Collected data
- - - - - - -
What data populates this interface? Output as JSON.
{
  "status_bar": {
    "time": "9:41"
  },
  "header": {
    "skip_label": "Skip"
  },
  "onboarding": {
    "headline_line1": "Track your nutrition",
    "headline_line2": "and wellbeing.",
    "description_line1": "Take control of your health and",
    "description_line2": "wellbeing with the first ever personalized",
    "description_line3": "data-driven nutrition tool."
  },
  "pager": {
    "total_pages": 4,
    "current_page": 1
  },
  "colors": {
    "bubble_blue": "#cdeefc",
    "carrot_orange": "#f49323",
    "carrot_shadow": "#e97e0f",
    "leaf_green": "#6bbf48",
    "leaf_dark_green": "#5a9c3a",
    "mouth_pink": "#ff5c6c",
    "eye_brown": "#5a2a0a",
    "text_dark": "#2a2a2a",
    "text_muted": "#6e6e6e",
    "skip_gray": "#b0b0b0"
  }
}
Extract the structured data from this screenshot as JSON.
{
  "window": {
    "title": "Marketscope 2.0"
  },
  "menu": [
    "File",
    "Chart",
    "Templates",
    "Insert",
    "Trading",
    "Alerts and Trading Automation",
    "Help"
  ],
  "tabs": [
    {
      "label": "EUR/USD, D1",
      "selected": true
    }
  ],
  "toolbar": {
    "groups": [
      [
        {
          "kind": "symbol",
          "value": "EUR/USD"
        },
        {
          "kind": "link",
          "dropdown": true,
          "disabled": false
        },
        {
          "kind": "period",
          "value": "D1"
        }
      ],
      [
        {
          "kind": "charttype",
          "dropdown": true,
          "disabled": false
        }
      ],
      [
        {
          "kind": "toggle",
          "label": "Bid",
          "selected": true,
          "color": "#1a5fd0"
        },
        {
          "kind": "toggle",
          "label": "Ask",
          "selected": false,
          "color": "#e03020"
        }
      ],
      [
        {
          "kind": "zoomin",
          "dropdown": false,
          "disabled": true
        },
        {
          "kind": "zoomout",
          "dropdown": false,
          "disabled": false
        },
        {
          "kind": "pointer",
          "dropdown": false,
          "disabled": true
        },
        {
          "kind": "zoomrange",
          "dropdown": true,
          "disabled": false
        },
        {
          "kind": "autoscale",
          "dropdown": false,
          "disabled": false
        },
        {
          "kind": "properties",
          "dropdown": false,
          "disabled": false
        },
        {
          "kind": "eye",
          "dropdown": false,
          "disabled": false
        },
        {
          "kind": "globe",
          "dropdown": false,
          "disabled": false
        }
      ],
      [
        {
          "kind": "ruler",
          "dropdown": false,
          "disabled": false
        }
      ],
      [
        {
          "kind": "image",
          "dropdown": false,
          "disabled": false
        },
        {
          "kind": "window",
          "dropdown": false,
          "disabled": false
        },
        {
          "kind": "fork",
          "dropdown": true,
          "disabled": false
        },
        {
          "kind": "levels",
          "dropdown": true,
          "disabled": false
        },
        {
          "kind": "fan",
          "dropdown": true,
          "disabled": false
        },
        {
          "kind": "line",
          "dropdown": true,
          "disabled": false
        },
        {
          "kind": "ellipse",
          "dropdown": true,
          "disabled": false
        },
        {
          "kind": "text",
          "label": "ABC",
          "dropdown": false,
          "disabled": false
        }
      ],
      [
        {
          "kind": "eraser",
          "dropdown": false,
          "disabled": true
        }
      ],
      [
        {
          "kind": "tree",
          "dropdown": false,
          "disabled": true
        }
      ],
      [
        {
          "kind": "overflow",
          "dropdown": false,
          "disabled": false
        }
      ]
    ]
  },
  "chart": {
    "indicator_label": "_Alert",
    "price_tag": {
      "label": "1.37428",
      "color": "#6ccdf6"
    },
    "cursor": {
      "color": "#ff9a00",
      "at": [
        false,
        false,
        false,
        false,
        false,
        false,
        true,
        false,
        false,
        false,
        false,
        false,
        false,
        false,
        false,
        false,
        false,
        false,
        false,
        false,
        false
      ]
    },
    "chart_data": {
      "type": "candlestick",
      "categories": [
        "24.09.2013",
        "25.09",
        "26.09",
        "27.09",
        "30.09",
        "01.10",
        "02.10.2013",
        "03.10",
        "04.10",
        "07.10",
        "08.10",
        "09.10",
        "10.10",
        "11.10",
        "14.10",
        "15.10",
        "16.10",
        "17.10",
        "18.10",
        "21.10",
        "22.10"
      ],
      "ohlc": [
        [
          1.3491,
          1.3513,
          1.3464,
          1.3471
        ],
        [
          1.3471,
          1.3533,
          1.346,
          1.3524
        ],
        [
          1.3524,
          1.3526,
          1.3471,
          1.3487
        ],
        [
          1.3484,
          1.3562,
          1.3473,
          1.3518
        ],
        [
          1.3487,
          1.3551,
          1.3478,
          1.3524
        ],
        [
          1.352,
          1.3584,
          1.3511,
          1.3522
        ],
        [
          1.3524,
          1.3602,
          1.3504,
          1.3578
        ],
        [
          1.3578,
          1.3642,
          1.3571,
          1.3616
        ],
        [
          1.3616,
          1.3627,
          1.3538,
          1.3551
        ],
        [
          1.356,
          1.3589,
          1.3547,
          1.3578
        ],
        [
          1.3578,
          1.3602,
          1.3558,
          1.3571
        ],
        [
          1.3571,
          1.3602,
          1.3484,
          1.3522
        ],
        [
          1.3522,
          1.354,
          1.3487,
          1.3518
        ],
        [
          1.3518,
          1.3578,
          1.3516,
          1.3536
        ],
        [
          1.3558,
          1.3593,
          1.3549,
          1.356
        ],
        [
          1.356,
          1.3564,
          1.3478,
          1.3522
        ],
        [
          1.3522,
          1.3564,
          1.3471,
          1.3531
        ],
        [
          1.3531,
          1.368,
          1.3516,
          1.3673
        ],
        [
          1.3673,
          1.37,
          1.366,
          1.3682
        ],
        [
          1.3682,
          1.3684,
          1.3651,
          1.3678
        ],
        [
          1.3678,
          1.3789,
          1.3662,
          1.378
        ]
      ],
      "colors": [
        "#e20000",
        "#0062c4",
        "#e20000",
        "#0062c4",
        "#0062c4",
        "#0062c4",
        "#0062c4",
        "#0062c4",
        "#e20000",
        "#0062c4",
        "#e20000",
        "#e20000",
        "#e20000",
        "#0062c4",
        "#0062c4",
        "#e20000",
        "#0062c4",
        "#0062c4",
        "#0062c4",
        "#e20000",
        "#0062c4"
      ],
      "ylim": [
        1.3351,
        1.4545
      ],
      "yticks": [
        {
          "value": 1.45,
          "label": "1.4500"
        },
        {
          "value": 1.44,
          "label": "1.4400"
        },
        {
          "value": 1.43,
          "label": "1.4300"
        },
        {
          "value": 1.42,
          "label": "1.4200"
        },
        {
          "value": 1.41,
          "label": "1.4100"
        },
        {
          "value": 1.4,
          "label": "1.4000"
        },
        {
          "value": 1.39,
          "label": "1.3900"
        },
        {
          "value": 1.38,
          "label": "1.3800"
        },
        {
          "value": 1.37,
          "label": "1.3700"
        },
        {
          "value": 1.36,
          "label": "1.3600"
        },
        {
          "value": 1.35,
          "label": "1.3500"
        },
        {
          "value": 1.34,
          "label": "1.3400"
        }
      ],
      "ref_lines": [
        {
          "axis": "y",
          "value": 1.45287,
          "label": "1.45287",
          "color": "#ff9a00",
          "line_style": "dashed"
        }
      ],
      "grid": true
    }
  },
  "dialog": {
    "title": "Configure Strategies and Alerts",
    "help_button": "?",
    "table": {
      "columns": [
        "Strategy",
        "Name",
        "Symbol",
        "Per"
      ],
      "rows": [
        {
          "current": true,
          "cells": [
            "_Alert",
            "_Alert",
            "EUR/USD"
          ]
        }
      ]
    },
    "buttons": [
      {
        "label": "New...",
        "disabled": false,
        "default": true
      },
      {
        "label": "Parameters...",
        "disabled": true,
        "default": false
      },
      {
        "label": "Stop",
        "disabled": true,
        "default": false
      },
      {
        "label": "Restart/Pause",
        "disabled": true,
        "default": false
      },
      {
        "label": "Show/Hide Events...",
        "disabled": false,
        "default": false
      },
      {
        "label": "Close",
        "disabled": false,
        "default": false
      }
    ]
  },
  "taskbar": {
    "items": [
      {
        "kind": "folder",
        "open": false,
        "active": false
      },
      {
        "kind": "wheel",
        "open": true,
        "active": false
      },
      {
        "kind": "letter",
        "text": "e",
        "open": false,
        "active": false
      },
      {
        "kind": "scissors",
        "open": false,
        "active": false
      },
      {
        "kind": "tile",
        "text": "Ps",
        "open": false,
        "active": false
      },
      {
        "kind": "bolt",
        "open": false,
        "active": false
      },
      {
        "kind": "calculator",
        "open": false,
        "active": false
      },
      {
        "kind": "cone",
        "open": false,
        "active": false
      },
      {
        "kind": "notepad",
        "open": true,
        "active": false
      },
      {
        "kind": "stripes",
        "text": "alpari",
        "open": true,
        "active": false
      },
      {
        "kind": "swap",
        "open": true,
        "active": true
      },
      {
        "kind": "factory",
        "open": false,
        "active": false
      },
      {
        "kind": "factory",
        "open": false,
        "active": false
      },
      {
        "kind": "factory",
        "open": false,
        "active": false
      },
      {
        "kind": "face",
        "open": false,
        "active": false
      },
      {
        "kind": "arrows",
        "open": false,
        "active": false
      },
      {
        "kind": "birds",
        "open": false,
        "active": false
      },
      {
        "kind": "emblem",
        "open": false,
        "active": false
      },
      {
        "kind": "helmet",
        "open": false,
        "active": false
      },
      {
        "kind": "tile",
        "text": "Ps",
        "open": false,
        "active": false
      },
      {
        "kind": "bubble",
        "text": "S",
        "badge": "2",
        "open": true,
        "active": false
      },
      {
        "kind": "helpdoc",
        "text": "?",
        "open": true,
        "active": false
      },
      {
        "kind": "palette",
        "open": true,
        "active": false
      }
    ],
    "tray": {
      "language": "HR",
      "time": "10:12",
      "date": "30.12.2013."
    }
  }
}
- - - - - - -
» **WHAT TO PRODUCE**
Check each line of the records for the word "nutrition" and extract those that contain it.

» **FINISHED EXERCISE**
    "headline_line1": "Track your nutrition",
    "description_line3": "data-driven nutrition tool."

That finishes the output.